Word for word, restate the entries that follow.

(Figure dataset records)
——
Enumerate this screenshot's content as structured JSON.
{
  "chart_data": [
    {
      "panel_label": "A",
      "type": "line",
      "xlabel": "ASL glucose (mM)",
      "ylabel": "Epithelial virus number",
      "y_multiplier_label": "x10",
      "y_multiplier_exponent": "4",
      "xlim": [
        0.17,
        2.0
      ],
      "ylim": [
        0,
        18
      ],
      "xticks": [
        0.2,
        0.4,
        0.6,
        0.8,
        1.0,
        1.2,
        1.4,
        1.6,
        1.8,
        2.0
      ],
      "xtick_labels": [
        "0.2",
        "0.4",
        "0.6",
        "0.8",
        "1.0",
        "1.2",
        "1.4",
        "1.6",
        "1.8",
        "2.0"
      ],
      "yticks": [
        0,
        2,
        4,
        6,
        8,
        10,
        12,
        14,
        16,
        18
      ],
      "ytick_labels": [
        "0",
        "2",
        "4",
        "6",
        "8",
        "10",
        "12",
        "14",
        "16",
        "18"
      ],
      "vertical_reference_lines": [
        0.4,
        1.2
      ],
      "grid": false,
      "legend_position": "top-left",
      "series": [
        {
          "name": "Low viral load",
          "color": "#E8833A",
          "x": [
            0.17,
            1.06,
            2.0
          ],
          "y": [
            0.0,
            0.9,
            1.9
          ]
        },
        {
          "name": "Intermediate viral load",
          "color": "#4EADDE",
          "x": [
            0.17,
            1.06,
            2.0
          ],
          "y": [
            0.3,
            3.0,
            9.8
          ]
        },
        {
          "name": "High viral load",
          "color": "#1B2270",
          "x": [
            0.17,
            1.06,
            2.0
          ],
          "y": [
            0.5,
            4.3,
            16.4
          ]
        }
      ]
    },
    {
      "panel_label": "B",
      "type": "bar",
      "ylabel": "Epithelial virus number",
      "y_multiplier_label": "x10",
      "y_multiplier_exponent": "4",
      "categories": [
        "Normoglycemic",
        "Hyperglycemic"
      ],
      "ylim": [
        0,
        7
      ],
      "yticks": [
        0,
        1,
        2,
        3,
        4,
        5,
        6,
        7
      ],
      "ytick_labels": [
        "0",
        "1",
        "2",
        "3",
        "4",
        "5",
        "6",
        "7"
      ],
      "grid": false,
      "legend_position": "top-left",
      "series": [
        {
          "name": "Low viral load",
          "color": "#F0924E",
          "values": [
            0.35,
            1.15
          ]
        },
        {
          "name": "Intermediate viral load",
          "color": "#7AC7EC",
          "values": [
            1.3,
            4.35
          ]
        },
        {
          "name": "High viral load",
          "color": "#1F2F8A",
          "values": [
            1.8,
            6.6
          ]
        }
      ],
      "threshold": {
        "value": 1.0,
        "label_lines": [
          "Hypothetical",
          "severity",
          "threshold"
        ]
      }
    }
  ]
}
——
Task solution:
Enumerate this screenshot's content as structured JSON.
{
  "chart_data": [
    {
      "panel_label": "A",
      "type": "line",
      "xlabel": "ASL glucose (mM)",
      "ylabel": "Epithelial virus number",
      "y_multiplier_label": "x10",
      "y_multiplier_exponent": "4",
      "xlim": [
        0.17,
        2.0
      ],
      "ylim": [
        0,
        18
      ],
      "xticks": [
        0.2,
        0.4,
        0.6,
        0.8,
        1.0,
        1.2,
        1.4,
        1.6,
        1.8,
        2.0
      ],
      "xtick_labels": [
        "0.2",
        "0.4",
        "0.6",
        "0.8",
        "1.0",
        "1.2",
        "1.4",
        "1.6",
        "1.8",
        "2.0"
      ],
      "yticks": [
        0,
        2,
        4,
        6,
        8,
        10,
        12,
        14,
        16,
        18
      ],
      "ytick_labels": [
        "0",
        "2",
        "4",
        "6",
        "8",
        "10",
        "12",
        "14",
        "16",
        "18"
      ],
      "vertical_reference_lines": [
        0.4,
        1.2
      ],
      "grid": false,
      "legend_position": "top-left",
      "series": [
        {
          "name": "Low viral load",
          "color": "#E8833A",
          "x": [
            0.17,
            1.06,
            2.0
          ],
          "y": [
            0.0,
            0.9,
            1.9
          ]
        },
        {
          "name": "Intermediate viral load",
          "color": "#4EADDE",
          "x": [
            0.17,
            1.06,
            2.0
          ],
          "y": [
            0.3,
            3.0,
            9.8
          ]
        },
        {
          "name": "High viral load",
          "color": "#1B2270",
          "x": [
            0.17,
            1.06,
            2.0
          ],
          "y": [
            0.5,
            4.3,
            16.4
          ]
        }
      ]
    },
    {
      "panel_label": "B",
      "type": "bar",
      "ylabel": "Epithelial virus number",
      "y_multiplier_label": "x10",
      "y_multiplier_exponent": "4",
      "categories": [
        "Normoglycemic",
        "Hyperglycemic"
      ],
      "ylim": [
        0,
        7
      ],
      "yticks": [
        0,
        1,
        2,
        3,
        4,
        5,
        6,
        7
      ],
      "ytick_labels": [
        "0",
        "1",
        "2",
        "3",
        "4",
        "5",
        "6",
        "7"
      ],
      "grid": false,
      "legend_position": "top-left",
      "series": [
        {
          "name": "Low viral load",
          "color": "#F0924E",
          "values": [
            0.35,
            1.15
          ]
        },
        {
          "name": "Intermediate viral load",
          "color": "#7AC7EC",
          "values": [
            1.3,
            4.35
          ]
        },
        {
          "name": "High viral load",
          "color": "#1F2F8A",
          "values": [
            1.8,
            6.6
          ]
        }
      ],
      "threshold": {
        "value": 1.0,
        "label_lines": [
          "Hypothetical",
          "severity",
          "threshold"
        ]
      }
    }
  ]
}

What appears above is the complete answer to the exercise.